▶ [What is being asked]: Write out all the records again, switching each "wall bracket" to "wall mount" and leaving everything else as it is.

Dataset rows:
-- Start --

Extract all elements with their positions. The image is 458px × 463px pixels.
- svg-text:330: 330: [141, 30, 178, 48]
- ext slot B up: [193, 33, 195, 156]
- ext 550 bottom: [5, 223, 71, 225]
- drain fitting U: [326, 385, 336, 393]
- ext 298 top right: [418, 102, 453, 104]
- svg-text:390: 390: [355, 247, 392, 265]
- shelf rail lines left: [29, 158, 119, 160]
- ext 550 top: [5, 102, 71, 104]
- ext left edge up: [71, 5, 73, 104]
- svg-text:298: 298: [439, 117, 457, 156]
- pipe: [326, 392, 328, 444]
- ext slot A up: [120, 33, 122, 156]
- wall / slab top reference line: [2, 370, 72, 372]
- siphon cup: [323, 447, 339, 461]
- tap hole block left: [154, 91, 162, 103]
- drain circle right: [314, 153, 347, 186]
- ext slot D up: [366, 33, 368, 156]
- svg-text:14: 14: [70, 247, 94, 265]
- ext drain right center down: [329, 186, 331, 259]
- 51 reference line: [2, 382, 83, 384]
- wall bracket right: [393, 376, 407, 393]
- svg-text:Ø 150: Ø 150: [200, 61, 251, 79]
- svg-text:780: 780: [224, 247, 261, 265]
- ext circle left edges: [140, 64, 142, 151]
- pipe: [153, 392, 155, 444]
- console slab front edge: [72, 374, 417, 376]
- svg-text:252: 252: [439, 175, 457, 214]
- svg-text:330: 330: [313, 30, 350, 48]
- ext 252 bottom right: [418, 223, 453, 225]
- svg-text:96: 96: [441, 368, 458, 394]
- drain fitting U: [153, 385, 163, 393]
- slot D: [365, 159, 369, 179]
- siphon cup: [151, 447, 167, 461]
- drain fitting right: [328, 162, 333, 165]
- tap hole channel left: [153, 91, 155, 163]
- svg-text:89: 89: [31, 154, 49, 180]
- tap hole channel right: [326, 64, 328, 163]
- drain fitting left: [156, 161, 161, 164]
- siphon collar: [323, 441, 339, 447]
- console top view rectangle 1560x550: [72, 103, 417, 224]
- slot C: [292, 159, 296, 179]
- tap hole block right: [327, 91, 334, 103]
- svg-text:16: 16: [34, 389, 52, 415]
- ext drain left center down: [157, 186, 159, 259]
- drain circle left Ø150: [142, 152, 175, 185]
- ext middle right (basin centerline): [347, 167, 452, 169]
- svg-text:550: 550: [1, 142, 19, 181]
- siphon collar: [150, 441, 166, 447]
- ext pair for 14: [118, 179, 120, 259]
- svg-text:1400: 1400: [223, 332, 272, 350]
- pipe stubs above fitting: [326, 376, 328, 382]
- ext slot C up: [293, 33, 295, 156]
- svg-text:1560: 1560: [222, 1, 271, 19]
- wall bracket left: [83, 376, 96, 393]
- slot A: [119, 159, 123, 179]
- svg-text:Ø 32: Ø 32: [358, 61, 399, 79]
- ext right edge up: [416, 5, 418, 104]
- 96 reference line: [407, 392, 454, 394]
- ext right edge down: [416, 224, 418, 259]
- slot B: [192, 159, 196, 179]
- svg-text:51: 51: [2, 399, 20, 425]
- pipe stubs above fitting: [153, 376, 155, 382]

-- End --

▶ [Finished exercise]:
Extract all elements with their positions. The image is 458px × 463px pixels.
- svg-text:330: 330: [141, 30, 178, 48]
- ext slot B up: [193, 33, 195, 156]
- ext 550 bottom: [5, 223, 71, 225]
- drain fitting U: [326, 385, 336, 393]
- ext 298 top right: [418, 102, 453, 104]
- svg-text:390: 390: [355, 247, 392, 265]
- shelf rail lines left: [29, 158, 119, 160]
- ext 550 top: [5, 102, 71, 104]
- ext left edge up: [71, 5, 73, 104]
- svg-text:298: 298: [439, 117, 457, 156]
- pipe: [326, 392, 328, 444]
- ext slot A up: [120, 33, 122, 156]
- wall / slab top reference line: [2, 370, 72, 372]
- siphon cup: [323, 447, 339, 461]
- tap hole block left: [154, 91, 162, 103]
- drain circle right: [314, 153, 347, 186]
- ext slot D up: [366, 33, 368, 156]
- svg-text:14: 14: [70, 247, 94, 265]
- ext drain right center down: [329, 186, 331, 259]
- 51 reference line: [2, 382, 83, 384]
- wall mount right: [393, 376, 407, 393]
- svg-text:Ø 150: Ø 150: [200, 61, 251, 79]
- svg-text:780: 780: [224, 247, 261, 265]
- ext circle left edges: [140, 64, 142, 151]
- pipe: [153, 392, 155, 444]
- console slab front edge: [72, 374, 417, 376]
- svg-text:252: 252: [439, 175, 457, 214]
- svg-text:330: 330: [313, 30, 350, 48]
- ext 252 bottom right: [418, 223, 453, 225]
- svg-text:96: 96: [441, 368, 458, 394]
- drain fitting U: [153, 385, 163, 393]
- slot D: [365, 159, 369, 179]
- siphon cup: [151, 447, 167, 461]
- drain fitting right: [328, 162, 333, 165]
- tap hole channel left: [153, 91, 155, 163]
- svg-text:89: 89: [31, 154, 49, 180]
- tap hole channel right: [326, 64, 328, 163]
- drain fitting left: [156, 161, 161, 164]
- siphon collar: [323, 441, 339, 447]
- console top view rectangle 1560x550: [72, 103, 417, 224]
- slot C: [292, 159, 296, 179]
- tap hole block right: [327, 91, 334, 103]
- svg-text:16: 16: [34, 389, 52, 415]
- ext drain left center down: [157, 186, 159, 259]
- drain circle left Ø150: [142, 152, 175, 185]
- ext middle right (basin centerline): [347, 167, 452, 169]
- svg-text:550: 550: [1, 142, 19, 181]
- siphon collar: [150, 441, 166, 447]
- ext pair for 14: [118, 179, 120, 259]
- svg-text:1400: 1400: [223, 332, 272, 350]
- pipe stubs above fitting: [326, 376, 328, 382]
- ext slot C up: [293, 33, 295, 156]
- svg-text:1560: 1560: [222, 1, 271, 19]
- wall mount left: [83, 376, 96, 393]
- slot A: [119, 159, 123, 179]
- svg-text:Ø 32: Ø 32: [358, 61, 399, 79]
- ext right edge up: [416, 5, 418, 104]
- 96 reference line: [407, 392, 454, 394]
- ext right edge down: [416, 224, 418, 259]
- slot B: [192, 159, 196, 179]
- svg-text:51: 51: [2, 399, 20, 425]
- pipe stubs above fitting: [153, 376, 155, 382]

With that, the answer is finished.